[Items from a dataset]
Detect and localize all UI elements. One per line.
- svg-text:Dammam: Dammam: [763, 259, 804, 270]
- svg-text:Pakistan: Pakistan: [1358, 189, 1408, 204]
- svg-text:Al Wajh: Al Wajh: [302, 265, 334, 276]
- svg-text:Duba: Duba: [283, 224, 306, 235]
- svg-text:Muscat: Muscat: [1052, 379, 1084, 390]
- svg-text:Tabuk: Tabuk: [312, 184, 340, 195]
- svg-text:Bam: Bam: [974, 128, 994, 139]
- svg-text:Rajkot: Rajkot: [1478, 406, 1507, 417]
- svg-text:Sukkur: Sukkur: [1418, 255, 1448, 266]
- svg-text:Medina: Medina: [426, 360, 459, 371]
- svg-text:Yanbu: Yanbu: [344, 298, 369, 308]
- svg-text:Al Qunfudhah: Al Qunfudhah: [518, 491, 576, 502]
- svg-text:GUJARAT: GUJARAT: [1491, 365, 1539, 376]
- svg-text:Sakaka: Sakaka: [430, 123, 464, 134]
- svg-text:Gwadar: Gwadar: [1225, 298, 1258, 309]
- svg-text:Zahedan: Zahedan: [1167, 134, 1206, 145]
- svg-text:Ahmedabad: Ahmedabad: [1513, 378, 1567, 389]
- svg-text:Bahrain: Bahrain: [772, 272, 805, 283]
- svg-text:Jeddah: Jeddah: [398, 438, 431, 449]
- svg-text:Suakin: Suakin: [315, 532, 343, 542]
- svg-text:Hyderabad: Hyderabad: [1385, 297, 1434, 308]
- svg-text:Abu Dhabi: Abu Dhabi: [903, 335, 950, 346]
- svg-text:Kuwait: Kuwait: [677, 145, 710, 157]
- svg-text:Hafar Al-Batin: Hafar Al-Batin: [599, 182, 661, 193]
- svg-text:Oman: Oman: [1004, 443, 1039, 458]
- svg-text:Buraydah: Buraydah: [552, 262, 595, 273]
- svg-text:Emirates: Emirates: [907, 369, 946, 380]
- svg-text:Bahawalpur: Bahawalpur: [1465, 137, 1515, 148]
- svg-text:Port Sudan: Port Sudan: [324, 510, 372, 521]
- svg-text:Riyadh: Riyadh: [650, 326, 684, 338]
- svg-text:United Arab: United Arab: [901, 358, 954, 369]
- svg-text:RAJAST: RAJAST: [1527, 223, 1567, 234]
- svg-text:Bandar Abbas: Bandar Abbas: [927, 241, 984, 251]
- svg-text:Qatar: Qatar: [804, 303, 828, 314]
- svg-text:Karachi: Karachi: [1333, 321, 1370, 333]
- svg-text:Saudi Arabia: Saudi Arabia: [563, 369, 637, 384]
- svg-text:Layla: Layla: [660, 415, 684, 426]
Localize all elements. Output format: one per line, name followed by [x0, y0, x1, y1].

...

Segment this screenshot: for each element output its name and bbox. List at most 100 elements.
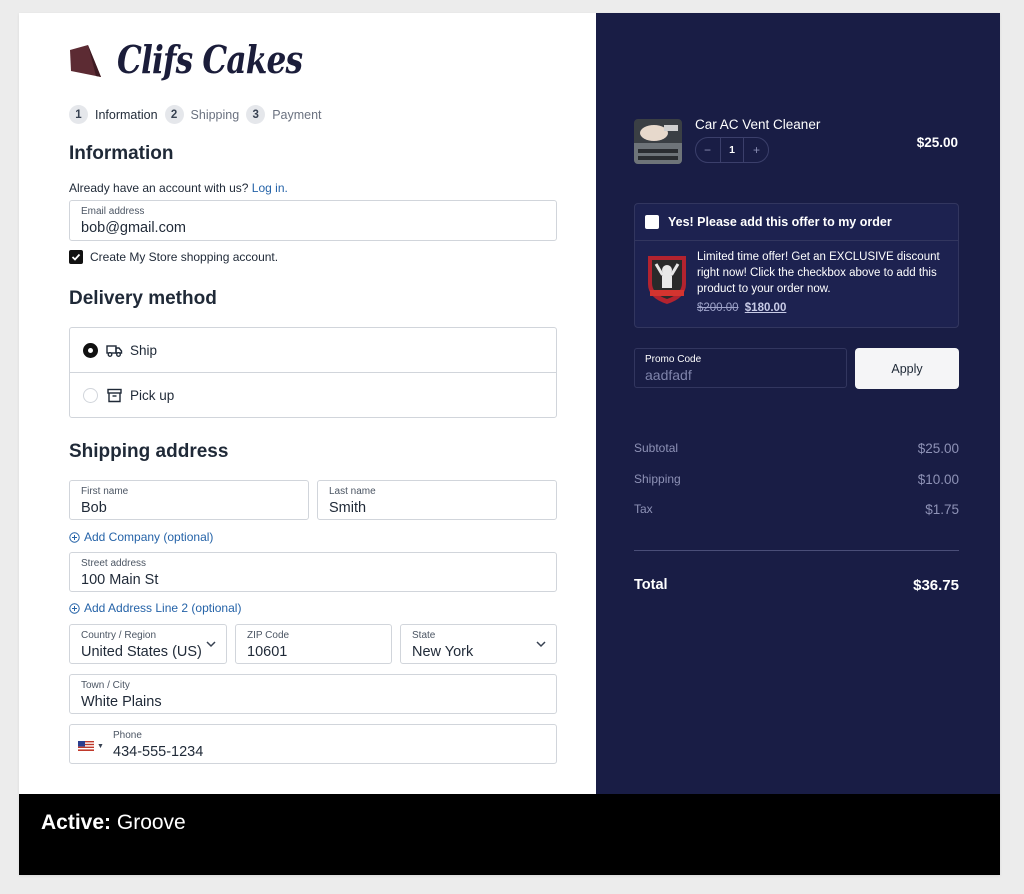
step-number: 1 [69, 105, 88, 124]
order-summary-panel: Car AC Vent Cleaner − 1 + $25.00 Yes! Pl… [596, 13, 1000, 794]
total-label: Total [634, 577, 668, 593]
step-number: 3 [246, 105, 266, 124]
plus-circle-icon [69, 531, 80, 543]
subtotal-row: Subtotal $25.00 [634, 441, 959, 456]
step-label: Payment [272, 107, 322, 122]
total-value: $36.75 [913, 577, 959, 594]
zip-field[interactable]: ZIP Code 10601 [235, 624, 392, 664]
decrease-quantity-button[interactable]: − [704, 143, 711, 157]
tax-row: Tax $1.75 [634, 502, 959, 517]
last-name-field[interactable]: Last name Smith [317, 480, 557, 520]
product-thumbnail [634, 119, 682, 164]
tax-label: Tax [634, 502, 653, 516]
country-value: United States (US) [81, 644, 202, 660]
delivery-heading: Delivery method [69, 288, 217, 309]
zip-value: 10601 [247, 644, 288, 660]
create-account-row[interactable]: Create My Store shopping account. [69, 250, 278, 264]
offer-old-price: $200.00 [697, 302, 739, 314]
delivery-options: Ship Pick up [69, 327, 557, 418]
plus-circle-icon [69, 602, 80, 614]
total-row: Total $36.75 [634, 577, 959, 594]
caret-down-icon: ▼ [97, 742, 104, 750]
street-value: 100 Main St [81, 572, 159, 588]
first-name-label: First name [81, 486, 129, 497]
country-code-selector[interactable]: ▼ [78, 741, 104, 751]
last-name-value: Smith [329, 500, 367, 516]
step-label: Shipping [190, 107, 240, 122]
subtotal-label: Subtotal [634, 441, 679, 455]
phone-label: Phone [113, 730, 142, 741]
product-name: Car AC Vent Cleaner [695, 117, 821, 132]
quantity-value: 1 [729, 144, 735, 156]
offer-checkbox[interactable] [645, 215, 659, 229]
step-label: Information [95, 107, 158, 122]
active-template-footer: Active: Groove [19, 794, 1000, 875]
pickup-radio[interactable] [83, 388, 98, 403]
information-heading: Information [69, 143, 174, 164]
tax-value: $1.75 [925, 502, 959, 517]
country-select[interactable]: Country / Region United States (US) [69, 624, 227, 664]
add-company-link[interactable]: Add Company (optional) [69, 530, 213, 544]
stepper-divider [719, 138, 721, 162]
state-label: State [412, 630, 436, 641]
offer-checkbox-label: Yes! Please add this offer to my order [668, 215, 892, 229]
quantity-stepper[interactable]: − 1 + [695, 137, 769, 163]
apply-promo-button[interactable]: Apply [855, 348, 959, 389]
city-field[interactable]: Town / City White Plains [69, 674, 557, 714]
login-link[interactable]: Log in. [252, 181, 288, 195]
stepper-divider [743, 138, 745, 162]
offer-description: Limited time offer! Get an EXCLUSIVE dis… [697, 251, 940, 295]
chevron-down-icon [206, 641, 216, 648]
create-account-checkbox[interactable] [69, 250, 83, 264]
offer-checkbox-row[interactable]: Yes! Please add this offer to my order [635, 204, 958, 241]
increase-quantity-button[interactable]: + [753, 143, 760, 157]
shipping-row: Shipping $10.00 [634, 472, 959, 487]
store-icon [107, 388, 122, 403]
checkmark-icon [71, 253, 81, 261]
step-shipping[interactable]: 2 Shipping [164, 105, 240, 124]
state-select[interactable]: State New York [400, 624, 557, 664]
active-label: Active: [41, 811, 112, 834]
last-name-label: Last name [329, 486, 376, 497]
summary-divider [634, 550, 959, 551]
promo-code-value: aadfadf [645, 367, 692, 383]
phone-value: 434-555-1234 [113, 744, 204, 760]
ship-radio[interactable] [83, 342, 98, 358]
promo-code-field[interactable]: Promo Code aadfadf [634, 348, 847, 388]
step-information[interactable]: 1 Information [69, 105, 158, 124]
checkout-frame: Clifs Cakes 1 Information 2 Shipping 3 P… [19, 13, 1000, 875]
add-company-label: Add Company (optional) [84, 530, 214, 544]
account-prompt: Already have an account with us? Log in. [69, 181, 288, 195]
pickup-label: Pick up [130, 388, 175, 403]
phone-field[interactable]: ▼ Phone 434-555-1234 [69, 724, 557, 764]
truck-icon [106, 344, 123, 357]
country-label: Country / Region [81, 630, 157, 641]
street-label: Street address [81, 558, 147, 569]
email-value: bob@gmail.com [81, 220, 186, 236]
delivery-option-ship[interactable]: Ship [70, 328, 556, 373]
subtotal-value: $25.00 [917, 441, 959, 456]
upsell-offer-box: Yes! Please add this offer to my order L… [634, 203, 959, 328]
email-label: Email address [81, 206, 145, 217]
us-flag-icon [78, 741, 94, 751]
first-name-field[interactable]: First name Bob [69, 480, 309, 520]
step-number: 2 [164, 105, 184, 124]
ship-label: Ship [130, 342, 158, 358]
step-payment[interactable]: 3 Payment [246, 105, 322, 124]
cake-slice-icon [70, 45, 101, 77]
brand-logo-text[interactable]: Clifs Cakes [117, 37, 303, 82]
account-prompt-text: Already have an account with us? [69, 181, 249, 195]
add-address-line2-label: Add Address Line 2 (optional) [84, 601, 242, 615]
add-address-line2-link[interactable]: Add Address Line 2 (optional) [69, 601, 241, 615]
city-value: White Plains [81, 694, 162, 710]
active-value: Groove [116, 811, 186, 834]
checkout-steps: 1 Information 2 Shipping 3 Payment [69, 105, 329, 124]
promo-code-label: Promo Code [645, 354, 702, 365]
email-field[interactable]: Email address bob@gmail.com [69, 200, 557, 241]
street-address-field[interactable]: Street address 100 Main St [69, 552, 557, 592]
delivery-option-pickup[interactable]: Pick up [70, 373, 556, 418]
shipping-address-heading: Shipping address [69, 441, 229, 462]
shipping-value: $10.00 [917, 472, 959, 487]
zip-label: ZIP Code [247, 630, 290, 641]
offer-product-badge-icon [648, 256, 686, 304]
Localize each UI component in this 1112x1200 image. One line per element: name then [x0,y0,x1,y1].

* **What is required**
Can you convert the lines of the items, starting with the line containing "Detect and localize" and going on through the line containing "- svg-text:Abu Dhabi: Abu", into a Markdown table with the columns Row and Line, leaving out any blank lines?

* **Solution to this problem**
| Row | Line |
|---|---|
| 1 | Detect and localize all UI elements. One per line. |
| 2 | - svg-text:Dammam: Dammam: [763, 259, 804, 270] |
| 3 | - svg-text:Pakistan: Pakistan: [1358, 189, 1408, 204] |
| 4 | - svg-text:Al Wajh: Al Wajh: [302, 265, 334, 276] |
| 5 | - svg-text:Duba: Duba: [283, 224, 306, 235] |
| 6 | - svg-text:Muscat: Muscat: [1052, 379, 1084, 390] |
| 7 | - svg-text:Tabuk: Tabuk: [312, 184, 340, 195] |
| 8 | - svg-text:Bam: Bam: [974, 128, 994, 139] |
| 9 | - svg-text:Rajkot: Rajkot: [1478, 406, 1507, 417] |
| 10 | - svg-text:Sukkur: Sukkur: [1418, 255, 1448, 266] |
| 11 | - svg-text:Medina: Medina: [426, 360, 459, 371] |
| 12 | - svg-text:Yanbu: Yanbu: [344, 298, 369, 308] |
| 13 | - svg-text:Al Qunfudhah: Al Qunfudhah: [518, 491, 576, 502] |
| 14 | - svg-text:GUJARAT: GUJARAT: [1491, 365, 1539, 376] |
| 15 | - svg-text:Sakaka: Sakaka: [430, 123, 464, 134] |
| 16 | - svg-text:Gwadar: Gwadar: [1225, 298, 1258, 309] |
| 17 | - svg-text:Zahedan: Zahedan: [1167, 134, 1206, 145] |
| 18 | - svg-text:Ahmedabad: Ahmedabad: [1513, 378, 1567, 389] |
| 19 | - svg-text:Bahrain: Bahrain: [772, 272, 805, 283] |
| 20 | - svg-text:Jeddah: Jeddah: [398, 438, 431, 449] |
| 21 | - svg-text:Suakin: Suakin: [315, 532, 343, 542] |
| 22 | - svg-text:Hyderabad: Hyderabad: [1385, 297, 1434, 308] |
| 23 | - svg-text:Abu Dhabi: Abu Dhabi: [903, 335, 950, 346] |